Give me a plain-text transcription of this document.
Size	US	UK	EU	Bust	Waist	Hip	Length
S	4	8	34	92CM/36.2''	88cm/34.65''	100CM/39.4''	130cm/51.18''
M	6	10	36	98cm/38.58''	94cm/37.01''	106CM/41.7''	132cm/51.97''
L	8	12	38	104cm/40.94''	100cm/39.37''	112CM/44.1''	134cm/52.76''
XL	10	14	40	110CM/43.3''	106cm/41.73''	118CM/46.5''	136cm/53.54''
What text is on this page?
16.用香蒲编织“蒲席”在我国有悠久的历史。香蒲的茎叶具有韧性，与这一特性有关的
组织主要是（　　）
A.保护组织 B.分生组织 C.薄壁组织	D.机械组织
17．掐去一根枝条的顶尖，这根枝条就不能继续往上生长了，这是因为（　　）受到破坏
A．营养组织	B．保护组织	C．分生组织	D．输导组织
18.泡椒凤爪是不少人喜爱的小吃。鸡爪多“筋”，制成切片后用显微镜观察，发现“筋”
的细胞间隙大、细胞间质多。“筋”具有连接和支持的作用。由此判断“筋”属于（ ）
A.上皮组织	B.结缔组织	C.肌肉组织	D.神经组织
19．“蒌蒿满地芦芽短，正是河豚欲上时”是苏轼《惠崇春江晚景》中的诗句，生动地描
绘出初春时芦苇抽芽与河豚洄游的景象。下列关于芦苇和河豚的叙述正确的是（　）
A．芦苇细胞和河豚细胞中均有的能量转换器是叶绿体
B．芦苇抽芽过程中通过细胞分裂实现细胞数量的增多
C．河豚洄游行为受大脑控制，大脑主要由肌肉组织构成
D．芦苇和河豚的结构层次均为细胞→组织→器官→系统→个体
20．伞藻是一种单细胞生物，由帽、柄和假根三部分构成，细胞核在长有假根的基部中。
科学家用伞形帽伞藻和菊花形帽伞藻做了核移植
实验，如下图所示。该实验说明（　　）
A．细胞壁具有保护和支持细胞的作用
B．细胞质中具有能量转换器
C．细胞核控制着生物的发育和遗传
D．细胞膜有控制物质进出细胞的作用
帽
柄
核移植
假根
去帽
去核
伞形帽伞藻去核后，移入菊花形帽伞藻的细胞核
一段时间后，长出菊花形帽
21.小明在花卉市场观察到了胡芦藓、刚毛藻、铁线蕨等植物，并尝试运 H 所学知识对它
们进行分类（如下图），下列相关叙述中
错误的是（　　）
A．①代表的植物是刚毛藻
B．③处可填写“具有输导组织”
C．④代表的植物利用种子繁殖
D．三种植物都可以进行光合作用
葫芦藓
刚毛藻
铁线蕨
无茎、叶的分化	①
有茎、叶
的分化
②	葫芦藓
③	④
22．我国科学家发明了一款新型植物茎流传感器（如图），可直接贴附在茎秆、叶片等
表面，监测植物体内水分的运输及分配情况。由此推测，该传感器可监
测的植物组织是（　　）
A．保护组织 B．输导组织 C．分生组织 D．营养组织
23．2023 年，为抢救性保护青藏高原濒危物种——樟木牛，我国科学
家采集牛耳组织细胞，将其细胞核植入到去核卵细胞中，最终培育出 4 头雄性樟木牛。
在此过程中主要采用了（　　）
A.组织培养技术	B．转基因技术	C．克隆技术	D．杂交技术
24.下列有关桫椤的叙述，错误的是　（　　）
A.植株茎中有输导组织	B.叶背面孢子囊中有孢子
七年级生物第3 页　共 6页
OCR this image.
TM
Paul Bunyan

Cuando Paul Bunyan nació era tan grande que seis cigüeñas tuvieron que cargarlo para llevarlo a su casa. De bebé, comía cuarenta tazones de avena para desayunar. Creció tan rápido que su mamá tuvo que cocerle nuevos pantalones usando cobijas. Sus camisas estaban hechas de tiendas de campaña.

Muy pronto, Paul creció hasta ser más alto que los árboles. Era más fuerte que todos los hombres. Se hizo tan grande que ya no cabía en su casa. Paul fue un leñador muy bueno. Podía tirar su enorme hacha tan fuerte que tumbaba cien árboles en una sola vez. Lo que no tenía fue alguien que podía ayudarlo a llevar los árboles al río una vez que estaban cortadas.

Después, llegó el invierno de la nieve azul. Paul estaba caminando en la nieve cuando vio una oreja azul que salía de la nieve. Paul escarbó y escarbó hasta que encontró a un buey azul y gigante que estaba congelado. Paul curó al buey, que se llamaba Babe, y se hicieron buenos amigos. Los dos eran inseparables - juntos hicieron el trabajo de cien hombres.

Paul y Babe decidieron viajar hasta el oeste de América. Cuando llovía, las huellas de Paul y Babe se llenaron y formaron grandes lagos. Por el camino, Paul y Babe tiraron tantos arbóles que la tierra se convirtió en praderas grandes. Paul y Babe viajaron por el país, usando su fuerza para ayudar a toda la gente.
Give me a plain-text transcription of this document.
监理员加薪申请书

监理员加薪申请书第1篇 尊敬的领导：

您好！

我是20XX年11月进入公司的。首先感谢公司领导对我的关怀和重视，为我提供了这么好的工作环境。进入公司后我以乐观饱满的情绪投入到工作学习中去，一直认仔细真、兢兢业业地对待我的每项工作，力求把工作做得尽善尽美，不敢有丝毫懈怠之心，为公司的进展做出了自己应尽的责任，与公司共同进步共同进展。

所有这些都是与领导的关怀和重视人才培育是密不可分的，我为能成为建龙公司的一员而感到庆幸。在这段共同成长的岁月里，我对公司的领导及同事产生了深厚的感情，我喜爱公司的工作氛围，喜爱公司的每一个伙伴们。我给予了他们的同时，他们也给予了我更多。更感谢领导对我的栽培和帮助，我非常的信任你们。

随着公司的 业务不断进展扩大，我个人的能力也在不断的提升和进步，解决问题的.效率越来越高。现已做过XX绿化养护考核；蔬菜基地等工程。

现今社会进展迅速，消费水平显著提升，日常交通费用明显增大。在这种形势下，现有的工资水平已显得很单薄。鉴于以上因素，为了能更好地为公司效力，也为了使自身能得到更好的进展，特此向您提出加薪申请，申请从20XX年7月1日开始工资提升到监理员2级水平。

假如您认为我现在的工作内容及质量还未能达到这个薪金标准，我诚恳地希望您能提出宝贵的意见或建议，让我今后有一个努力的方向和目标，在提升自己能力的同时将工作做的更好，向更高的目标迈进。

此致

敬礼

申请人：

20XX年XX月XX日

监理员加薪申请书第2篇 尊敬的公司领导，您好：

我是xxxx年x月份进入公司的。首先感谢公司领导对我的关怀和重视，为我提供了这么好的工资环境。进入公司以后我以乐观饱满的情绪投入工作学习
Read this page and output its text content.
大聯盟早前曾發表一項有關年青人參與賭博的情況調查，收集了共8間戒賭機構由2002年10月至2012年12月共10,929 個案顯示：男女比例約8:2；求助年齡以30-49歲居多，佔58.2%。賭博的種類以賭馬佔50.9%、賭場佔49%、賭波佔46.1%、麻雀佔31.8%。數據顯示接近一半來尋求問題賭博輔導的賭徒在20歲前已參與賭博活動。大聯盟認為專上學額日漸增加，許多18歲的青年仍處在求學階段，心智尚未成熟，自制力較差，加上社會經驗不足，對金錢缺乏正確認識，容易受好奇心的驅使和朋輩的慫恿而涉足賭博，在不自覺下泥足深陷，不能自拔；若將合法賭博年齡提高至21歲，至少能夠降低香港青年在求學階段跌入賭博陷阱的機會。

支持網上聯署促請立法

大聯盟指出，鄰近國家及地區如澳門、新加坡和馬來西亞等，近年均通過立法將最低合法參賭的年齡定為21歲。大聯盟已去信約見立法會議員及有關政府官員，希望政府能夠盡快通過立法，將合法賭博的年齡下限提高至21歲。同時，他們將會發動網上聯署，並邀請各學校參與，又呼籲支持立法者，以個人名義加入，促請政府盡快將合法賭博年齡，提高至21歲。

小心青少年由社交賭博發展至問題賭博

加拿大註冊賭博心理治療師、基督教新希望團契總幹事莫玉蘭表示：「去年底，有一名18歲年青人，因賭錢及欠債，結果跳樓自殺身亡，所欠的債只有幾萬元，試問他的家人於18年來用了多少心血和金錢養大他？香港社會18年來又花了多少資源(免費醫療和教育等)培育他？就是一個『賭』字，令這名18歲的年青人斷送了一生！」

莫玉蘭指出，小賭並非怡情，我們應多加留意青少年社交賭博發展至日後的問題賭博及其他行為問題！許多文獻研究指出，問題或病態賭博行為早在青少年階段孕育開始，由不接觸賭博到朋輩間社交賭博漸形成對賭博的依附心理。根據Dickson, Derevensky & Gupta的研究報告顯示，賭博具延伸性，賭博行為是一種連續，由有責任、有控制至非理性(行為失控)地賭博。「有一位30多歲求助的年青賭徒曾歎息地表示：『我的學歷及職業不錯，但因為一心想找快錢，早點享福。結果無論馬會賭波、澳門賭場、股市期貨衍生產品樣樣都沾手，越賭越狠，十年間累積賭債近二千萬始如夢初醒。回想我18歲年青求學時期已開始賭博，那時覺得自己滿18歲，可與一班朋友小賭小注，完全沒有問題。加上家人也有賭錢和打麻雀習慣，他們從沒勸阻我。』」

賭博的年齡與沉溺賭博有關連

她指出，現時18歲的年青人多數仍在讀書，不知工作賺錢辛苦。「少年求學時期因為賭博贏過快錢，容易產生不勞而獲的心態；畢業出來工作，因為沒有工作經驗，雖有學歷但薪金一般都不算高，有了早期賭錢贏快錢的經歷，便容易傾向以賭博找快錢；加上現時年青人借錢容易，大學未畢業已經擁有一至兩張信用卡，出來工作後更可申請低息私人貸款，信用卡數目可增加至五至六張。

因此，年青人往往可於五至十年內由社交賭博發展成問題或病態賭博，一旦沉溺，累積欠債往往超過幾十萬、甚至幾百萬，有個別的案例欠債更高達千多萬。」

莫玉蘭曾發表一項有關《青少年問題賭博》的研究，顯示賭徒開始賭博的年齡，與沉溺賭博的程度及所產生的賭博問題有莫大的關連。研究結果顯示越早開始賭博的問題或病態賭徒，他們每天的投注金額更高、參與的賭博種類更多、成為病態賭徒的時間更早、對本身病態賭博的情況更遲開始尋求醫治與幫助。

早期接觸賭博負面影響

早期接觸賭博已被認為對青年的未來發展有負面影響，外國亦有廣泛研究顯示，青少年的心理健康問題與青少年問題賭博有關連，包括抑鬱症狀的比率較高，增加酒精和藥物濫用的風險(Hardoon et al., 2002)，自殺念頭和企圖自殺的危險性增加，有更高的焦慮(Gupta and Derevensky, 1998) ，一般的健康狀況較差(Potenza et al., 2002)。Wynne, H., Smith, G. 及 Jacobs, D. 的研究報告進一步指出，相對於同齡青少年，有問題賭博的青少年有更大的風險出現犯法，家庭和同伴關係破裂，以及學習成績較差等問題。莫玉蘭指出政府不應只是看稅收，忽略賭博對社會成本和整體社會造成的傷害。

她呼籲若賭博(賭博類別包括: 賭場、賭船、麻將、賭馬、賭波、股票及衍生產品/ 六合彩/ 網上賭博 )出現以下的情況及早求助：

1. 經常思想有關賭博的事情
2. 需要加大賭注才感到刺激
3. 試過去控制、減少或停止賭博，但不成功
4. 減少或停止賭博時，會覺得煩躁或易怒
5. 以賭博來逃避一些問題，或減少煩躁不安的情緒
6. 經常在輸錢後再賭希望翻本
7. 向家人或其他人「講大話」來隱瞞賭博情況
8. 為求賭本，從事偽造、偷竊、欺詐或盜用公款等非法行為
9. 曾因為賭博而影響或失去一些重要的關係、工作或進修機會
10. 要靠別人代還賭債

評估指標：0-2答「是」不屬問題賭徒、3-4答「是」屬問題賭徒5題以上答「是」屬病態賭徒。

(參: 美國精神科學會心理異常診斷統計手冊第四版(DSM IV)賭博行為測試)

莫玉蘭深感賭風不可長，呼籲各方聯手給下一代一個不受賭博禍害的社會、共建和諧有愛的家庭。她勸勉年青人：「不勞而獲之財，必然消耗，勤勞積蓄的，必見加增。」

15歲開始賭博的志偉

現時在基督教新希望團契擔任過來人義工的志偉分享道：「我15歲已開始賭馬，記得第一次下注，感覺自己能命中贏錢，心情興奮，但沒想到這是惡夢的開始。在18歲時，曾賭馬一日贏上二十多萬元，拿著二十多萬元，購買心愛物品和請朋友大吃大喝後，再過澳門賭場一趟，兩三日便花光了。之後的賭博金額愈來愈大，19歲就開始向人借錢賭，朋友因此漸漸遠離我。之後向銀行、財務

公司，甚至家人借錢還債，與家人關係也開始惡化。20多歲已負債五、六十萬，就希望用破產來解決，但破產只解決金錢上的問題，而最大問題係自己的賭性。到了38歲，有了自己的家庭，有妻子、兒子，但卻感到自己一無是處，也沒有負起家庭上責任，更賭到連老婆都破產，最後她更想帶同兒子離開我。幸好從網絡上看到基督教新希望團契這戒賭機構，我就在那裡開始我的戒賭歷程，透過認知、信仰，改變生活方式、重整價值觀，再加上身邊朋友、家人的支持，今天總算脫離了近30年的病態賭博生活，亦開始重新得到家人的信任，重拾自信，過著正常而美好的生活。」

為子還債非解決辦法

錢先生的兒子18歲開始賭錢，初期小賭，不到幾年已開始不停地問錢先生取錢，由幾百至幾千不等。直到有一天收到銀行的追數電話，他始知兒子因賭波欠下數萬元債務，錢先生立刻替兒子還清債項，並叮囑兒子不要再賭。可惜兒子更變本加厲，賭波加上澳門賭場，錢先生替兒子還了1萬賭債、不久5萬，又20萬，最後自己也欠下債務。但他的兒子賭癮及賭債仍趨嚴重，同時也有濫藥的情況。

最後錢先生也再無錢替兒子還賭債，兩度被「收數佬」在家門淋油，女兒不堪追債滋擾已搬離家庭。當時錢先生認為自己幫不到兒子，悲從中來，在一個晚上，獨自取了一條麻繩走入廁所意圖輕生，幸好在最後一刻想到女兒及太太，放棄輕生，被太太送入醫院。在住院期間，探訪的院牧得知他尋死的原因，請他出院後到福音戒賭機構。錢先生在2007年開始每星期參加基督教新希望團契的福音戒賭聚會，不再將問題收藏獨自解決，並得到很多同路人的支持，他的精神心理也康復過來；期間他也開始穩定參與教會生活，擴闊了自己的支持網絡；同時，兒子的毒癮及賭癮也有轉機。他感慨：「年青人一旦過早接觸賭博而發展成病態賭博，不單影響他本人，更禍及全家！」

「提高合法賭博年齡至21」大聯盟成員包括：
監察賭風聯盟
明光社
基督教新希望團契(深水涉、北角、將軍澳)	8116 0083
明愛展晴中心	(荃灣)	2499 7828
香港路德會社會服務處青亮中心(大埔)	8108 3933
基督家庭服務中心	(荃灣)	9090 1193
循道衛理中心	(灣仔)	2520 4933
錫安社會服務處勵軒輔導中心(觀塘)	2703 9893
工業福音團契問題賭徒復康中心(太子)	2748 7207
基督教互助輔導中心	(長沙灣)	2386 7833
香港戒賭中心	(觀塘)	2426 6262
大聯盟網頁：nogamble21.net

### [PROMPT]
In the material above, tally every line with the string "首先感谢公司领导对我的关怀和重视" in it, then give that number alone.

### [OUTPUT FOR THIS TASK]
2